**Assignment**. Write the records out again without change. Leave the pictures behind.

**Information provided**.

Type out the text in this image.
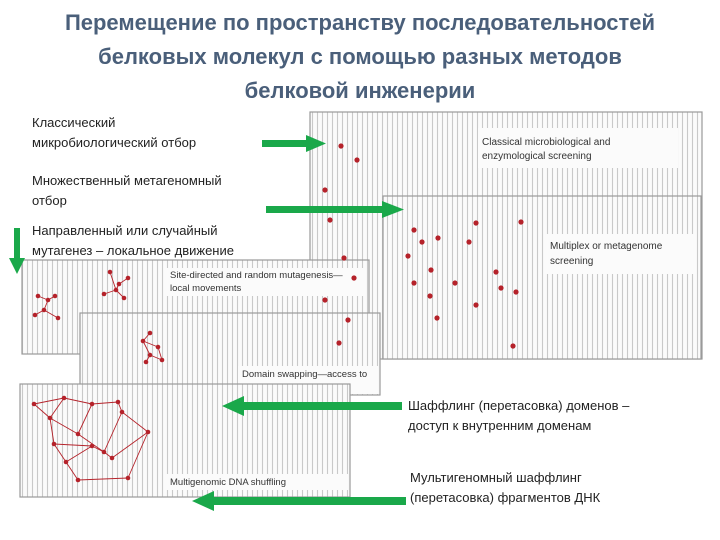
Перемещение по пространству последовательностей
белковых молекул с помощью разных методов
белковой инженерии
Classical microbiological and
enzymological screening
Multiplex or metagenome
screening
Site-directed and random mutagenesis—
local movements
Domain swapping—access to
Multigenomic DNA shuffling
Классический
микробиологический отбор
Множественный метагеномный
отбор
Направленный или случайный
мутагенез – локальное движение
Шаффлинг (перетасовка) доменов –
доступ к внутренним доменам
Мультигеномный шаффлинг
(перетасовка) фрагментов ДНК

**Your response**.
Type out the text in this image.
Перемещение по пространству последовательностей
белковых молекул с помощью разных методов
белковой инженерии
Classical microbiological and
enzymological screening
Multiplex or metagenome
screening
Site-directed and random mutagenesis—
local movements
Domain swapping—access to
Multigenomic DNA shuffling
Классический
микробиологический отбор
Множественный метагеномный
отбор
Направленный или случайный
мутагенез – локальное движение
Шаффлинг (перетасовка) доменов –
доступ к внутренним доменам
Мультигеномный шаффлинг
(перетасовка) фрагментов ДНК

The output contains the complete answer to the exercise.